◆ **TASK STATEMENT**
Go through the listing below and list every line with "ngày".

Dataset items:
________________________________________
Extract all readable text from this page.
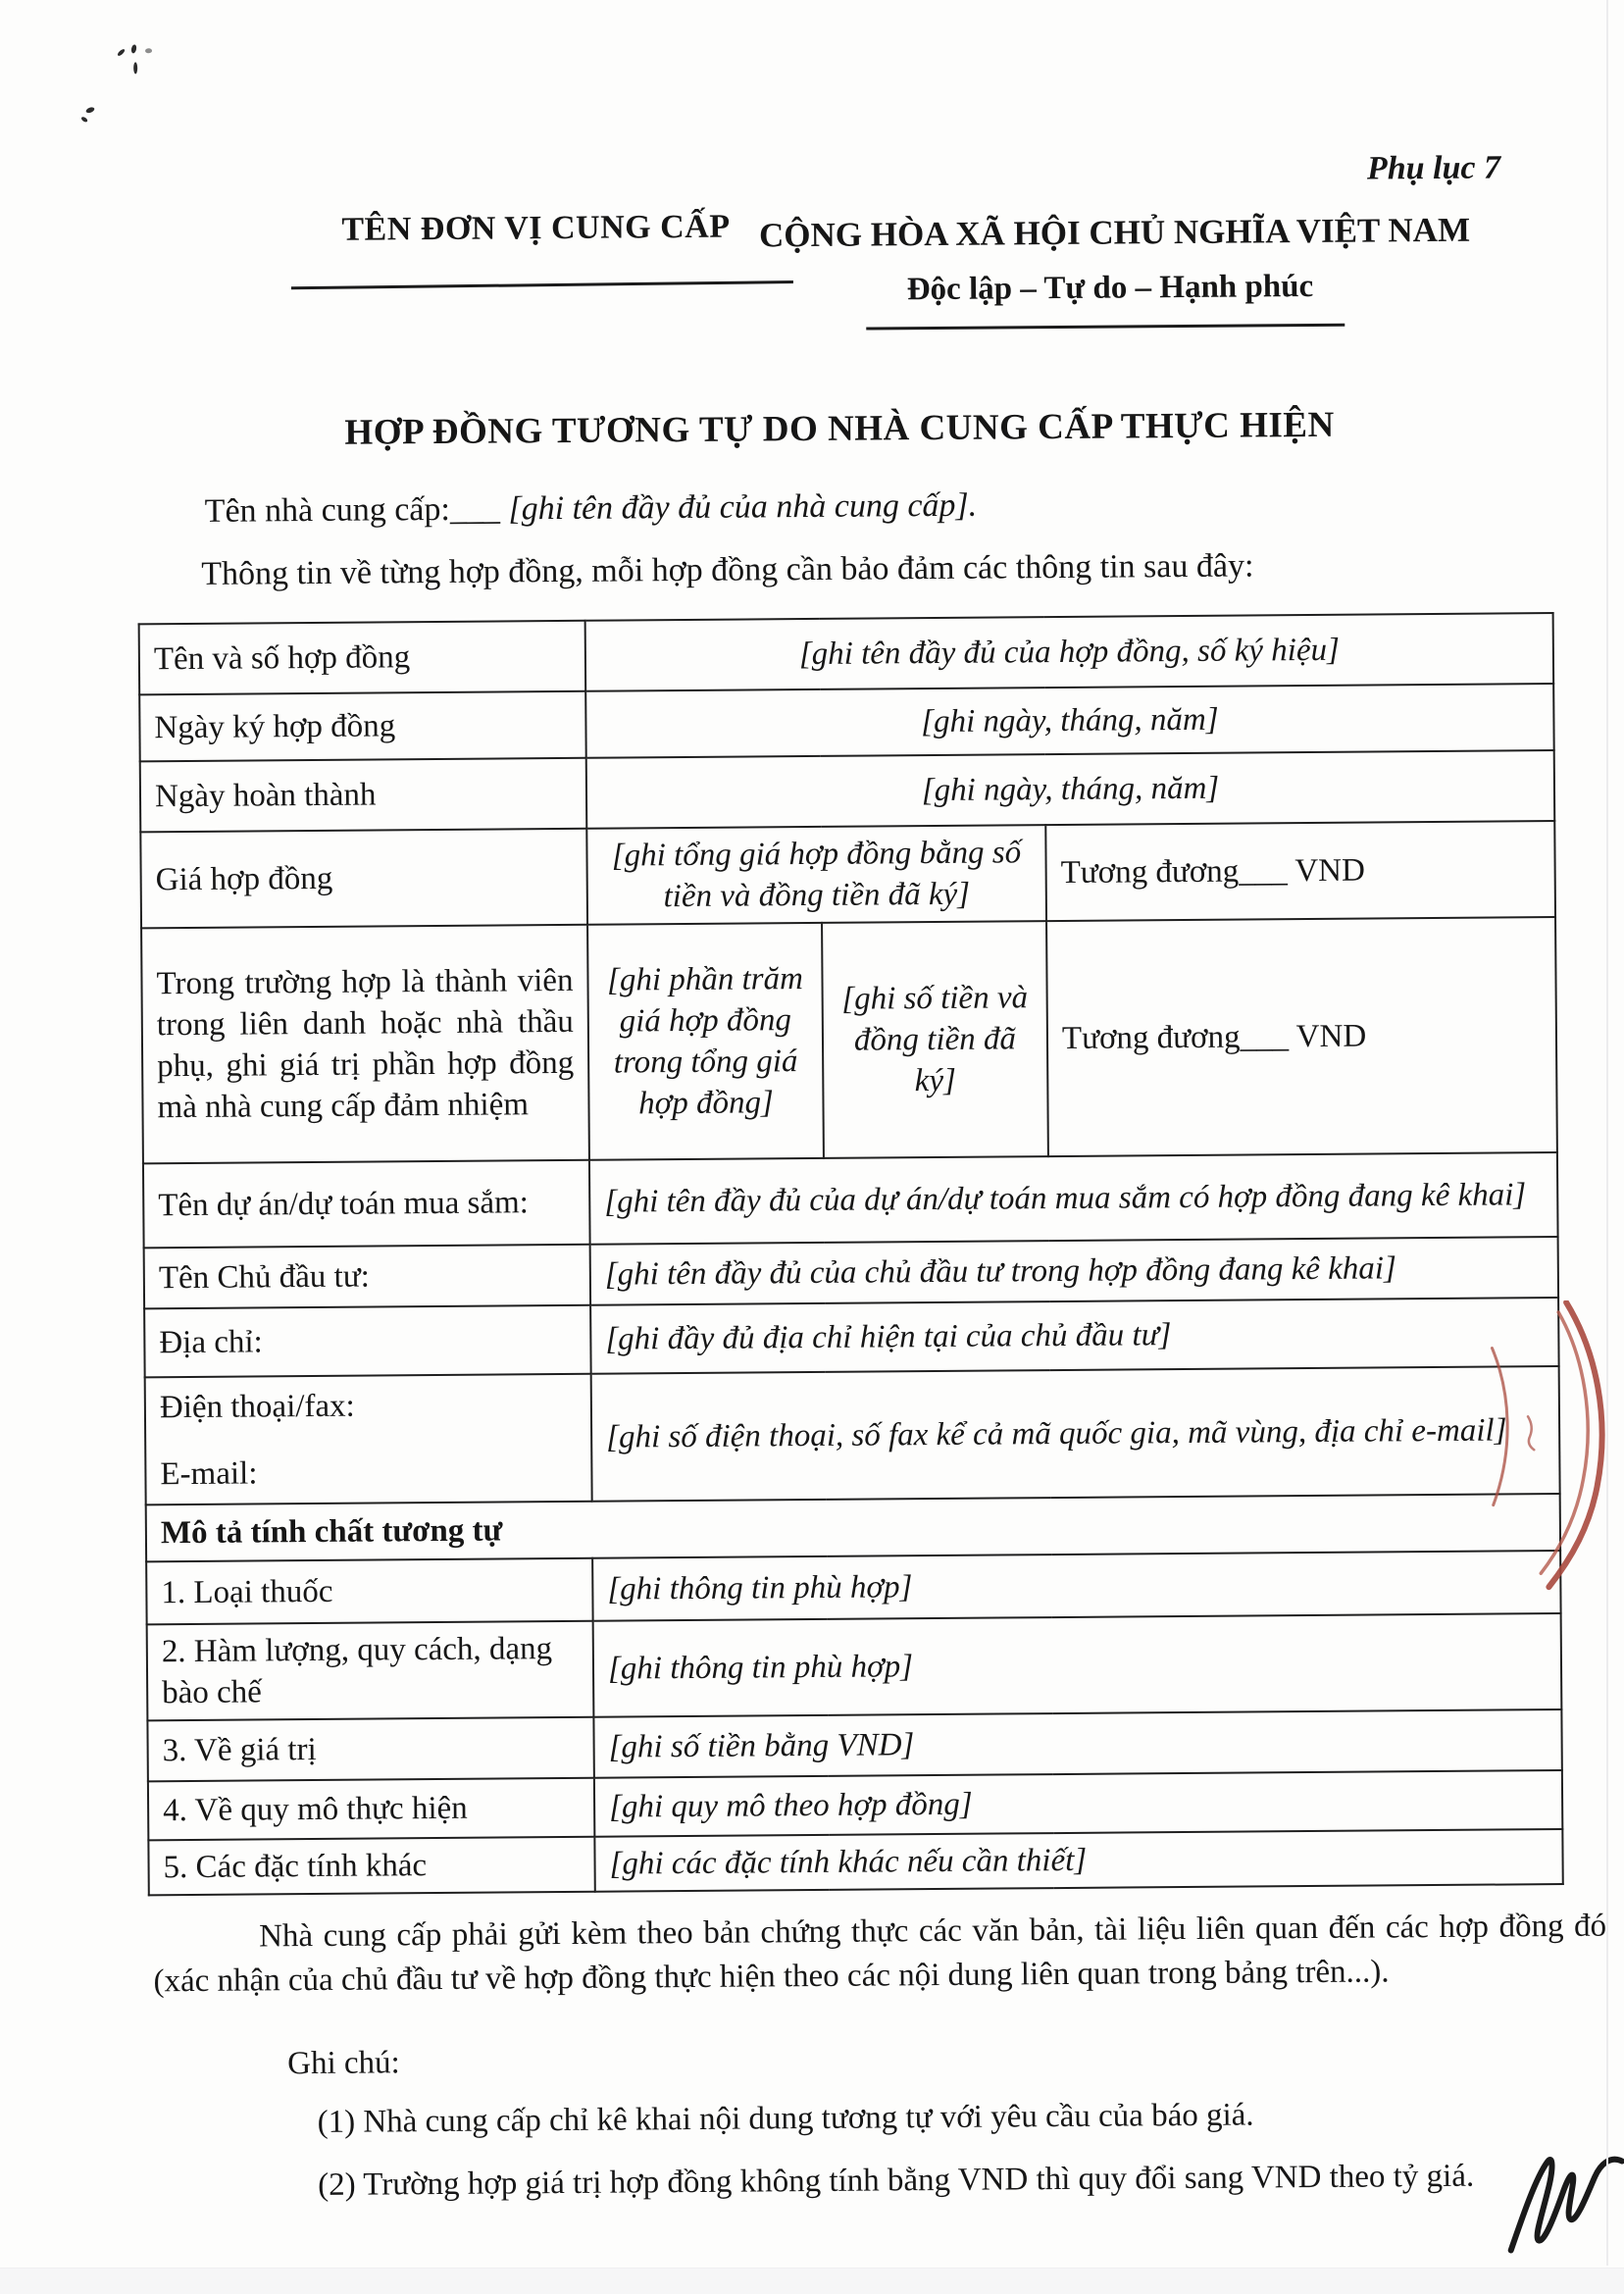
Phụ lục 7
TÊN ĐƠN VỊ CUNG CẤP CỘNG HÒA XÃ HỘI CHỦ NGHĨA VIỆT NAM
Độc lập – Tự do – Hạnh phúc
HỢP ĐỒNG TƯƠNG TỰ DO NHÀ CUNG CẤP THỰC HIỆN
Tên nhà cung cấp:___ [ghi tên đầy đủ của nhà cung cấp].
Thông tin về từng hợp đồng, mỗi hợp đồng cần bảo đảm các thông tin sau đây:
Tên và số hợp đồng	[ghi tên đầy đủ của hợp đồng, số ký hiệu]		
Ngày ký hợp đồng	[ghi ngày, tháng, năm]		
Ngày hoàn thành	[ghi ngày, tháng, năm]		
Giá hợp đồng	[ghi tổng giá hợp đồng bằng số tiền và đồng tiền đã ký]		Tương đương___ VND
Trong trường hợp là thành viên trong liên danh hoặc nhà thầu phụ, ghi giá trị phần hợp đồng mà nhà cung cấp đảm nhiệm	[ghi phần trăm giá hợp đồng trong tổng giá hợp đồng]	[ghi số tiền và đồng tiền đã ký]	Tương đương___ VND
Tên dự án/dự toán mua sắm:	[ghi tên đầy đủ của dự án/dự toán mua sắm có hợp đồng đang kê khai]		
Tên Chủ đầu tư:	[ghi tên đầy đủ của chủ đầu tư trong hợp đồng đang kê khai]		
Địa chỉ:	[ghi đầy đủ địa chỉ hiện tại của chủ đầu tư]		

Điện thoại/fax:
E-mail:	[ghi số điện thoại, số fax kể cả mã quốc gia, mã vùng, địa chỉ e-mail]		
Mô tả tính chất tương tự			
1. Loại thuốc	[ghi thông tin phù hợp]		
2. Hàm lượng, quy cách, dạng bào chế	[ghi thông tin phù hợp]		
3. Về giá trị	[ghi số tiền bằng VND]		
4. Về quy mô thực hiện	[ghi quy mô theo hợp đồng]		
5. Các đặc tính khác	[ghi các đặc tính khác nếu cần thiết]		
Nhà cung cấp phải gửi kèm theo bản chứng thực các văn bản, tài liệu liên quan đến các hợp đồng đó (xác nhận của chủ đầu tư về hợp đồng thực hiện theo các nội dung liên quan trong bảng trên...).
Ghi chú:
(1) Nhà cung cấp chỉ kê khai nội dung tương tự với yêu cầu của báo giá.
(2) Trường hợp giá trị hợp đồng không tính bằng VND thì quy đổi sang VND theo tỷ giá.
________________________________________
◆ **FINISHED TASK**
Ngày ký hợp đồng	[ghi ngày, tháng, năm]		
Ngày hoàn thành	[ghi ngày, tháng, năm]		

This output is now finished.